| Exercise description |
Give the lines again exactly, from the one holding "Decode this image" to the last line of the listing below, both ends included and nothing added.

| Entries provided |

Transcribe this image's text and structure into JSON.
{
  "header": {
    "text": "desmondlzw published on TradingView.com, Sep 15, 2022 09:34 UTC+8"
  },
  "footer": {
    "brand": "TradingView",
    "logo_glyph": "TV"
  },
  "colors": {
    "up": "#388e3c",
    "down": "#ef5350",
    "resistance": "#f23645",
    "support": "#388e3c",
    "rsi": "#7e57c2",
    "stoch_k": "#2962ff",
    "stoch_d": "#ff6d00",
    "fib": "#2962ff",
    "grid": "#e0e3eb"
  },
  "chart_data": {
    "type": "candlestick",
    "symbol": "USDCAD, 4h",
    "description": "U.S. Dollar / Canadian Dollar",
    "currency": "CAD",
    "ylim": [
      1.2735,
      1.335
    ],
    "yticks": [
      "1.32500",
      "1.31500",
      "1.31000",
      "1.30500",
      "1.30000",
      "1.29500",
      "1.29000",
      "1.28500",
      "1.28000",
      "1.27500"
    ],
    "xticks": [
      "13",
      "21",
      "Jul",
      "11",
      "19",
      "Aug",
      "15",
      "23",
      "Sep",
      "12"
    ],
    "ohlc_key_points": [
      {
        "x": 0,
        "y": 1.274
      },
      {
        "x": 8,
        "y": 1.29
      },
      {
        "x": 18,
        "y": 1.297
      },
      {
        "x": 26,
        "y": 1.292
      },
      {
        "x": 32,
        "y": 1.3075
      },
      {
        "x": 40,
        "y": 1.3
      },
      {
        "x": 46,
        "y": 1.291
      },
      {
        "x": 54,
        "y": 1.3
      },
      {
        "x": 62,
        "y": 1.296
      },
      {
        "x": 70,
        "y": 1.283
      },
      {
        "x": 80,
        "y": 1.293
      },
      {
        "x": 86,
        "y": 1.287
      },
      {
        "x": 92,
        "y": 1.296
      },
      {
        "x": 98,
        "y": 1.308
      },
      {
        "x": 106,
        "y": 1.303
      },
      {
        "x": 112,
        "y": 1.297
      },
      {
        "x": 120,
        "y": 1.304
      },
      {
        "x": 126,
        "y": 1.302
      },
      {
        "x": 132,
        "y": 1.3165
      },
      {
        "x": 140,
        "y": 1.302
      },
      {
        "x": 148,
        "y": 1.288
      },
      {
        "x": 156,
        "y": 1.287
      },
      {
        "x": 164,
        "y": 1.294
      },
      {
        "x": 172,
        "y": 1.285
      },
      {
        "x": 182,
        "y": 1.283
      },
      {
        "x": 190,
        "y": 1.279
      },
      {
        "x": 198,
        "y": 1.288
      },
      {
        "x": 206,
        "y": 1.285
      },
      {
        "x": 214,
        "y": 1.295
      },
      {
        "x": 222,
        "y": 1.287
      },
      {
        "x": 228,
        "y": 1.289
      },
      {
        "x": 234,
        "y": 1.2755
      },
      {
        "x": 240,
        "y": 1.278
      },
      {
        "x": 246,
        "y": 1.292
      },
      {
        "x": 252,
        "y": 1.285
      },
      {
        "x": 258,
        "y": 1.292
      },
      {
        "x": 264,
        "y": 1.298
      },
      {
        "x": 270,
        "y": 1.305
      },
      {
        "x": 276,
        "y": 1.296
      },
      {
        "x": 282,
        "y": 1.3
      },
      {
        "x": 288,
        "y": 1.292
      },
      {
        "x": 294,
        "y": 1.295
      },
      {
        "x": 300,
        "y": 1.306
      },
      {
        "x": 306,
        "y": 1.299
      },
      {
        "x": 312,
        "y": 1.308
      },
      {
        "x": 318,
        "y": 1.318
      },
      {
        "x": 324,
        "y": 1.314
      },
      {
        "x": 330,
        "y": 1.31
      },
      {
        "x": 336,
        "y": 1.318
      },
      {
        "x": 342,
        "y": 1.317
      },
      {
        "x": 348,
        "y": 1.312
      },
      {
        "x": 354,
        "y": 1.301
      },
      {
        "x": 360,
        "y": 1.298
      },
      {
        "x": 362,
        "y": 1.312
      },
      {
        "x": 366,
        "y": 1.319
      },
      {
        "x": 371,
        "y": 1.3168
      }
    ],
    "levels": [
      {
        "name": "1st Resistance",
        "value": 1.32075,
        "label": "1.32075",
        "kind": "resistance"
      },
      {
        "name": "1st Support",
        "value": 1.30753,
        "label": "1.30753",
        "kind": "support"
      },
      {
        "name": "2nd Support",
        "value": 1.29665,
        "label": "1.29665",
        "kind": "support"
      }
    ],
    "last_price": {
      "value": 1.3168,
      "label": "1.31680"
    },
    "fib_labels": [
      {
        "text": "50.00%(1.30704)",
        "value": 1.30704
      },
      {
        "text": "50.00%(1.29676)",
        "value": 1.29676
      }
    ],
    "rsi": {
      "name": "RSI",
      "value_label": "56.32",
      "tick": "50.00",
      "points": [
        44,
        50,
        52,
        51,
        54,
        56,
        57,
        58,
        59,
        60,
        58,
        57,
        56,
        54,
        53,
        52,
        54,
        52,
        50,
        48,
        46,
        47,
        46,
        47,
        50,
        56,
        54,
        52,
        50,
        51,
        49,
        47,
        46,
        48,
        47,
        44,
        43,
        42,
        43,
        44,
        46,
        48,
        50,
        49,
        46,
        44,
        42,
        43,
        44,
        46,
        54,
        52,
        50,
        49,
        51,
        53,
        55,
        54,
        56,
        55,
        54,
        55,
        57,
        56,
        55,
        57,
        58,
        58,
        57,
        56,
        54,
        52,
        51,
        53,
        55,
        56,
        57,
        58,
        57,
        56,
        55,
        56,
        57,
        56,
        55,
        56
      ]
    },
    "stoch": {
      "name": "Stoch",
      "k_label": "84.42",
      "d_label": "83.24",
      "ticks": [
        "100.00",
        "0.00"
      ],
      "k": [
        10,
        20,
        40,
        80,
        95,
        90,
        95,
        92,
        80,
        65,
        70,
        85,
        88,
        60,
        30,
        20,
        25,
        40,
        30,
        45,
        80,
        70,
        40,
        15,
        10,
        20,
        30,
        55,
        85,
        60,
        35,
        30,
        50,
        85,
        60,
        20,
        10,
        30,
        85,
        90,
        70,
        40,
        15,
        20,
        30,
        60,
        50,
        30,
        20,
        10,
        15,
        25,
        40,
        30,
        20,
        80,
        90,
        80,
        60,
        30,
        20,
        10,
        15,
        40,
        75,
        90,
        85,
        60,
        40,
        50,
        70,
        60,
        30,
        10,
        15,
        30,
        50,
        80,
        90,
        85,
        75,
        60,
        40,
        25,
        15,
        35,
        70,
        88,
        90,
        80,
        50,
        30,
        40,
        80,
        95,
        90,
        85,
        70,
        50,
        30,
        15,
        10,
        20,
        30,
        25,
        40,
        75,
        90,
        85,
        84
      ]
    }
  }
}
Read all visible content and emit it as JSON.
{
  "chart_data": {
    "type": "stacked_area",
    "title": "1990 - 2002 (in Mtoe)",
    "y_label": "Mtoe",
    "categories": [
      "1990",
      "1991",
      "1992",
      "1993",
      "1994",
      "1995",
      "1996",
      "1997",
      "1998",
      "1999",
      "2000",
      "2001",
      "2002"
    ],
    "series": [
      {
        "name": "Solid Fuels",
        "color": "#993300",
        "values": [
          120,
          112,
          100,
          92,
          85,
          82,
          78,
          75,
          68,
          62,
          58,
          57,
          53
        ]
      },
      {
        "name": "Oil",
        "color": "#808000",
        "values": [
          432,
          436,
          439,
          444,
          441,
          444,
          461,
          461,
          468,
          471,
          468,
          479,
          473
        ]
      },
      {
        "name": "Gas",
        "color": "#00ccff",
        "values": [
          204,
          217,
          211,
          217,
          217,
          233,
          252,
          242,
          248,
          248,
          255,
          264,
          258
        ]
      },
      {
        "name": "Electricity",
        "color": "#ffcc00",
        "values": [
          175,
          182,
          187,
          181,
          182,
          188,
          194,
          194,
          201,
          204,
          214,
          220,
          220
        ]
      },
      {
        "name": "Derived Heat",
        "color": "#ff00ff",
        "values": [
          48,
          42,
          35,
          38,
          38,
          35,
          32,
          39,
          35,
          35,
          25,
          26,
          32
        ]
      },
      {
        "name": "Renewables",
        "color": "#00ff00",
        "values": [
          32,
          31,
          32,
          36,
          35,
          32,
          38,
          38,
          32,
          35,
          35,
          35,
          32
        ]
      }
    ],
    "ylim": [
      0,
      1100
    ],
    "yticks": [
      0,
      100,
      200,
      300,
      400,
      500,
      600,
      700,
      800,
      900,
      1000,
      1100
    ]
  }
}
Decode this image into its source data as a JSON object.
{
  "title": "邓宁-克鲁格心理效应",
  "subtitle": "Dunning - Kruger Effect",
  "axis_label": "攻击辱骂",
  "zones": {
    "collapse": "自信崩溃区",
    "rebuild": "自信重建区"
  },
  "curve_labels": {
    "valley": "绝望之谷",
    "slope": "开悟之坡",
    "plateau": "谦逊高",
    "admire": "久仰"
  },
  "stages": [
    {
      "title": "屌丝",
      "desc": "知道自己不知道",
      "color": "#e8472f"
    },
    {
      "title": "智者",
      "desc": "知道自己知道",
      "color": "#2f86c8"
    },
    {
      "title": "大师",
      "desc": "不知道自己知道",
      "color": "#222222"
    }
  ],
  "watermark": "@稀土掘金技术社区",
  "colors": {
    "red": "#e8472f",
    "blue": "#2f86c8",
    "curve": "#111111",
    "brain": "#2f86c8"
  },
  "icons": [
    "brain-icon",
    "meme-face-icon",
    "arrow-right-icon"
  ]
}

| Answer in full |
Decode this image into its source data as a JSON object.
{
  "title": "邓宁-克鲁格心理效应",
  "subtitle": "Dunning - Kruger Effect",
  "axis_label": "攻击辱骂",
  "zones": {
    "collapse": "自信崩溃区",
    "rebuild": "自信重建区"
  },
  "curve_labels": {
    "valley": "绝望之谷",
    "slope": "开悟之坡",
    "plateau": "谦逊高",
    "admire": "久仰"
  },
  "stages": [
    {
      "title": "屌丝",
      "desc": "知道自己不知道",
      "color": "#e8472f"
    },
    {
      "title": "智者",
      "desc": "知道自己知道",
      "color": "#2f86c8"
    },
    {
      "title": "大师",
      "desc": "不知道自己知道",
      "color": "#222222"
    }
  ],
  "watermark": "@稀土掘金技术社区",
  "colors": {
    "red": "#e8472f",
    "blue": "#2f86c8",
    "curve": "#111111",
    "brain": "#2f86c8"
  },
  "icons": [
    "brain-icon",
    "meme-face-icon",
    "arrow-right-icon"
  ]
}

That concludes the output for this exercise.